Extracted data entries:
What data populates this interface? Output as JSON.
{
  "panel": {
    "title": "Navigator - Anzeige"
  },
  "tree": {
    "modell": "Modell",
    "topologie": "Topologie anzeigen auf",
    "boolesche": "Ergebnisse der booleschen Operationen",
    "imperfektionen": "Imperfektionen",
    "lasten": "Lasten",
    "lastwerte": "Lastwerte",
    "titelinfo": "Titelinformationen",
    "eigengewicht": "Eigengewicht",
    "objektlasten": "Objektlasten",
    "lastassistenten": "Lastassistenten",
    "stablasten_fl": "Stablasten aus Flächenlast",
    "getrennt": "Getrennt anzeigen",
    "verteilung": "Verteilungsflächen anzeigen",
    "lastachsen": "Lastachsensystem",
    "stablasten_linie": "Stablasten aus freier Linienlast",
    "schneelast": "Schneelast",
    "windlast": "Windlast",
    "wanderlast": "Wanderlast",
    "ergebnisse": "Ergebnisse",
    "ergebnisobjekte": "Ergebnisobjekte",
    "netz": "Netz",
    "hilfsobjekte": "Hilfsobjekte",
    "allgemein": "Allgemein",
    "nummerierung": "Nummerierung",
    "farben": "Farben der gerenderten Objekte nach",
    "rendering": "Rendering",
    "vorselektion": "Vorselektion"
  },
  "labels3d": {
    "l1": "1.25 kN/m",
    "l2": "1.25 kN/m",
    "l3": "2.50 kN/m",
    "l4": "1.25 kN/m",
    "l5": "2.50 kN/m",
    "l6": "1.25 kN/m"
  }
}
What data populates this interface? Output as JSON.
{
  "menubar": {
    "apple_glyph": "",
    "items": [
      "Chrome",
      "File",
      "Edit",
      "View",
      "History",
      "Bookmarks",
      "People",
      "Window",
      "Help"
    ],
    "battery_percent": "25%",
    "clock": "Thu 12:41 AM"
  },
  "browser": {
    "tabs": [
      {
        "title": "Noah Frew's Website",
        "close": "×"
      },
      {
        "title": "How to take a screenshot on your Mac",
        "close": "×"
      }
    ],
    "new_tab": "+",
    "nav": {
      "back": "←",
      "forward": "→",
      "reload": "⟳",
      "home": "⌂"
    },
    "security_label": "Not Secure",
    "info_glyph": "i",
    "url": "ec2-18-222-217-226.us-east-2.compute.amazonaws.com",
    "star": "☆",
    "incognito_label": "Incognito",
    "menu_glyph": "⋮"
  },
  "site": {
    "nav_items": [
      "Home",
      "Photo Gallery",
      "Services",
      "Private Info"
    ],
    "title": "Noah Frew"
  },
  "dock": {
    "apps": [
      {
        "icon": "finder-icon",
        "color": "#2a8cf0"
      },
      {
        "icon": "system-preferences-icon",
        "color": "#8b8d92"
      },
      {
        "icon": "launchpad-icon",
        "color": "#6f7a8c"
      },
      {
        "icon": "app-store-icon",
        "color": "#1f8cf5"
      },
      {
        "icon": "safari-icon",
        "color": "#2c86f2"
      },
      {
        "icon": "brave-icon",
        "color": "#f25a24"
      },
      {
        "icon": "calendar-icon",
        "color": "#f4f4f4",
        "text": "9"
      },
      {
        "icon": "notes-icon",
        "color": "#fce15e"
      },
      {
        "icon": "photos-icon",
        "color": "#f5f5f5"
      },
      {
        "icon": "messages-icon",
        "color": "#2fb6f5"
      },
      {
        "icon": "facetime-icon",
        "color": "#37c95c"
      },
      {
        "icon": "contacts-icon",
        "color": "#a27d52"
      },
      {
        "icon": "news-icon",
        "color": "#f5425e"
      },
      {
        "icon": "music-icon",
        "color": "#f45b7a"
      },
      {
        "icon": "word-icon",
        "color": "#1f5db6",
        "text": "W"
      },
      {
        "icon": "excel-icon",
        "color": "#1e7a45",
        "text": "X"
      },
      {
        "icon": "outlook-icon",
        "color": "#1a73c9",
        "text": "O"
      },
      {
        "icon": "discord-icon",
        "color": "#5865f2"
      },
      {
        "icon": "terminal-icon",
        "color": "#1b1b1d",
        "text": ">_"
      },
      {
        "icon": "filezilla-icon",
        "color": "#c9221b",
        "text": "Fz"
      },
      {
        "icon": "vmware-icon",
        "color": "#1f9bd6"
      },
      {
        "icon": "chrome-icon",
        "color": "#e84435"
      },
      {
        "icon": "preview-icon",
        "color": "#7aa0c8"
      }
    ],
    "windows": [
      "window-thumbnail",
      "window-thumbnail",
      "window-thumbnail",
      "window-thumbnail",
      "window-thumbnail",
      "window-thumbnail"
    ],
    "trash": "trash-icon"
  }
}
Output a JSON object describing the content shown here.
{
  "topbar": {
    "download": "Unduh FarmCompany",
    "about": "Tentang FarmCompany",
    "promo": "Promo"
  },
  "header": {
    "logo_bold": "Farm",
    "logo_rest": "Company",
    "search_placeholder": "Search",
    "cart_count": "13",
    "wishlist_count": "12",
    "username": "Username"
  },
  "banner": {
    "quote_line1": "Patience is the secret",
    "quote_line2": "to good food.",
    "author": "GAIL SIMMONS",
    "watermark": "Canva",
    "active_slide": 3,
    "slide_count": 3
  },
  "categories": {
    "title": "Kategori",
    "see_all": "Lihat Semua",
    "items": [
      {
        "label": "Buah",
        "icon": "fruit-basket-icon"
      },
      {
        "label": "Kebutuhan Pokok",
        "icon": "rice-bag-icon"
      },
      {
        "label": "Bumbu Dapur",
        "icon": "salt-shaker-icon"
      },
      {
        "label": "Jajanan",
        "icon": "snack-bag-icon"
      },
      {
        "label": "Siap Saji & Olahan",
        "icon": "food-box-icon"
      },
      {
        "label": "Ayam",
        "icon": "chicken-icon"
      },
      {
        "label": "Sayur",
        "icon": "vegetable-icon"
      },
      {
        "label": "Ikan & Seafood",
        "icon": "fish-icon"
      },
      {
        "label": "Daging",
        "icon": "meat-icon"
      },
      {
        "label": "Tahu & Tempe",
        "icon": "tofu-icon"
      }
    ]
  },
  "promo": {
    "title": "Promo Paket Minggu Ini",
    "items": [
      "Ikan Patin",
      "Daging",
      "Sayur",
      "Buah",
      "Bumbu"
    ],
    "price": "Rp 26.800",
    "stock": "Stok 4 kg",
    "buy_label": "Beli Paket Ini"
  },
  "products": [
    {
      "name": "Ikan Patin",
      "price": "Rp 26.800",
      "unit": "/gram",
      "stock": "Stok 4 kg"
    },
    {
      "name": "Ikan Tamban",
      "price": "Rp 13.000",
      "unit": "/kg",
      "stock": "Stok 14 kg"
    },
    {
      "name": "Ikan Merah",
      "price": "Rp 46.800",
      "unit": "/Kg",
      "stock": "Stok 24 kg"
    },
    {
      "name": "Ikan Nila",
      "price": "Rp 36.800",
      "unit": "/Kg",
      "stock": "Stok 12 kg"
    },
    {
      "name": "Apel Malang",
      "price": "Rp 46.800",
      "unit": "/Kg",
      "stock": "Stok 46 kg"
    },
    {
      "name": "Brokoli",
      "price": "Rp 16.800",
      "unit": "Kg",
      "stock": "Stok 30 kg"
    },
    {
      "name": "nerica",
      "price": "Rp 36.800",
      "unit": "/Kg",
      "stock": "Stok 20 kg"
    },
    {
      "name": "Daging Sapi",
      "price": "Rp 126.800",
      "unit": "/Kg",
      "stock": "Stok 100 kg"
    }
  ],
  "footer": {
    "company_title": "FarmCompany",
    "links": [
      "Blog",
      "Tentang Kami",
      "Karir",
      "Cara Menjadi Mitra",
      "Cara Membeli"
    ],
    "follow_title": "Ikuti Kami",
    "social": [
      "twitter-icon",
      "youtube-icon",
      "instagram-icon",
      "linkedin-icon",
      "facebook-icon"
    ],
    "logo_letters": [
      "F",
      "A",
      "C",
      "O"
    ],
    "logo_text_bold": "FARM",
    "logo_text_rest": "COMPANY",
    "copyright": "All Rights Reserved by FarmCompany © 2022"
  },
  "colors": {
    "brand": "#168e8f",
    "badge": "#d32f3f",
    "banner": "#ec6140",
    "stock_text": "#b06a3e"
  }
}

> TASK PROMPT:
Using the data above, say how many lines include "Ikan". No other reply is needed.

> REPLY:
6